Data excerpts
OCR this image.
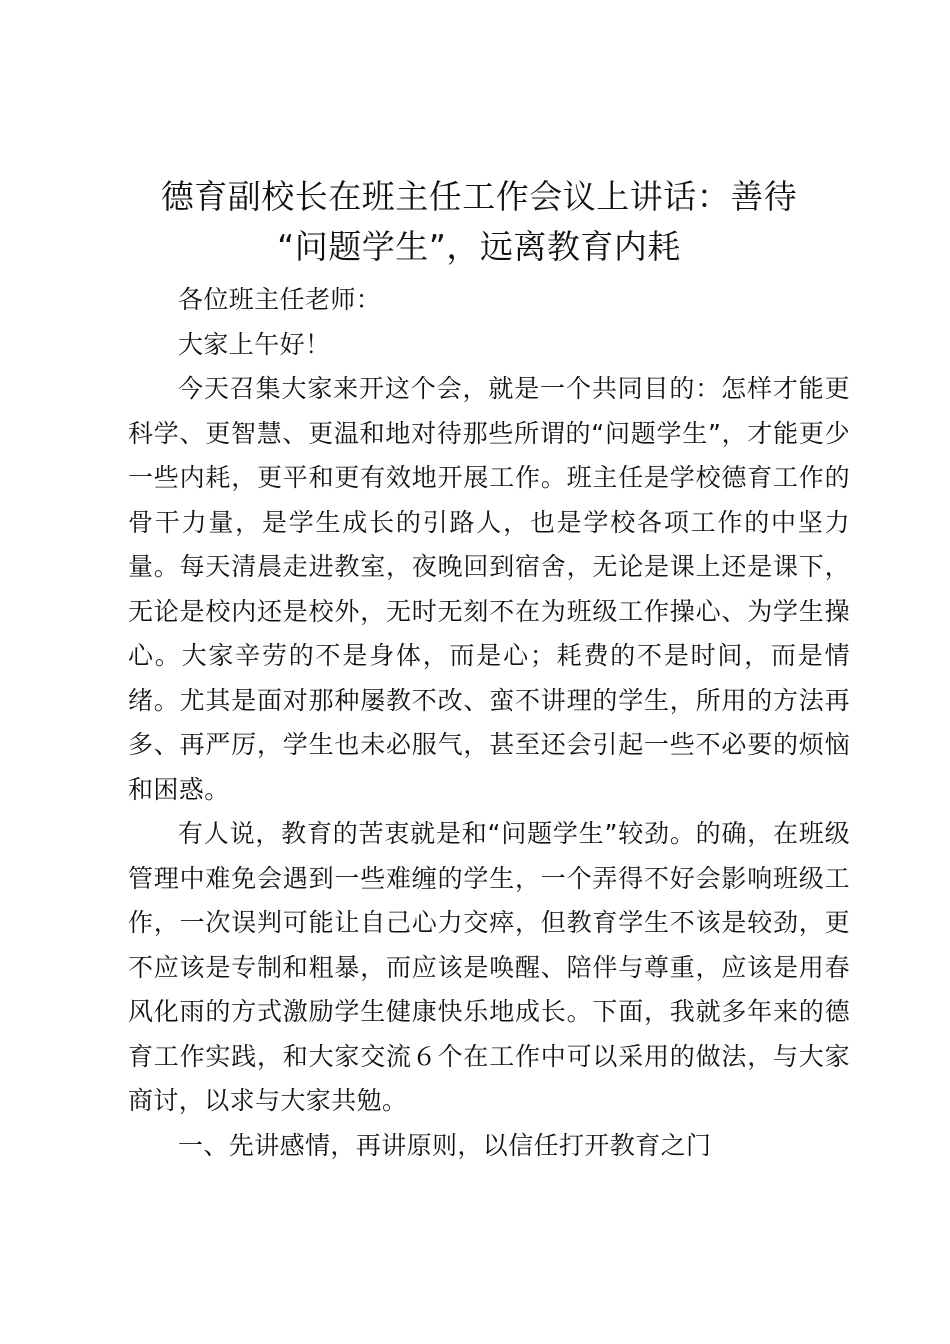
德育副校长在班主任工作会议上讲话：善待
“问题学生”，远离教育内耗

各位班主任老师：

大家上午好！

今天召集大家来开这个会，就是一个共同目的：怎样才能更科学、更智慧、更温和地对待那些所谓的“问题学生”，才能更少一些内耗，更平和更有效地开展工作。班主任是学校德育工作的骨干力量，是学生成长的引路人，也是学校各项工作的中坚力量。每天清晨走进教室，夜晚回到宿舍，无论是课上还是课下，无论是校内还是校外，无时无刻不在为班级工作操心、为学生操心。大家辛劳的不是身体，而是心；耗费的不是时间，而是情绪。尤其是面对那种屡教不改、蛮不讲理的学生，所用的方法再多、再严厉，学生也未必服气，甚至还会引起一些不必要的烦恼和困惑。

有人说，教育的苦衷就是和“问题学生”较劲。的确，在班级管理中难免会遇到一些难缠的学生，一个弄得不好会影响班级工作，一次误判可能让自己心力交瘁，但教育学生不该是较劲，更不应该是专制和粗暴，而应该是唤醒、陪伴与尊重，应该是用春风化雨的方式激励学生健康快乐地成长。下面，我就多年来的德育工作实践，和大家交流６个在工作中可以采用的做法，与大家商讨，以求与大家共勉。

一、先讲感情，再讲原则，以信任打开教育之门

▶ **What is expected**: Which lines hold the string "问题学生"? Copy all of them from the data above.

▶ **Finished exercise**:
“问题学生”，远离教育内耗
今天召集大家来开这个会，就是一个共同目的：怎样才能更科学、更智慧、更温和地对待那些所谓的“问题学生”，才能更少一些内耗，更平和更有效地开展工作。班主任是学校德育工作的骨干力量，是学生成长的引路人，也是学校各项工作的中坚力量。每天清晨走进教室，夜晚回到宿舍，无论是课上还是课下，无论是校内还是校外，无时无刻不在为班级工作操心、为学生操心。大家辛劳的不是身体，而是心；耗费的不是时间，而是情绪。尤其是面对那种屡教不改、蛮不讲理的学生，所用的方法再多、再严厉，学生也未必服气，甚至还会引起一些不必要的烦恼和困惑。
有人说，教育的苦衷就是和“问题学生”较劲。的确，在班级管理中难免会遇到一些难缠的学生，一个弄得不好会影响班级工作，一次误判可能让自己心力交瘁，但教育学生不该是较劲，更不应该是专制和粗暴，而应该是唤醒、陪伴与尊重，应该是用春风化雨的方式激励学生健康快乐地成长。下面，我就多年来的德育工作实践，和大家交流６个在工作中可以采用的做法，与大家商讨，以求与大家共勉。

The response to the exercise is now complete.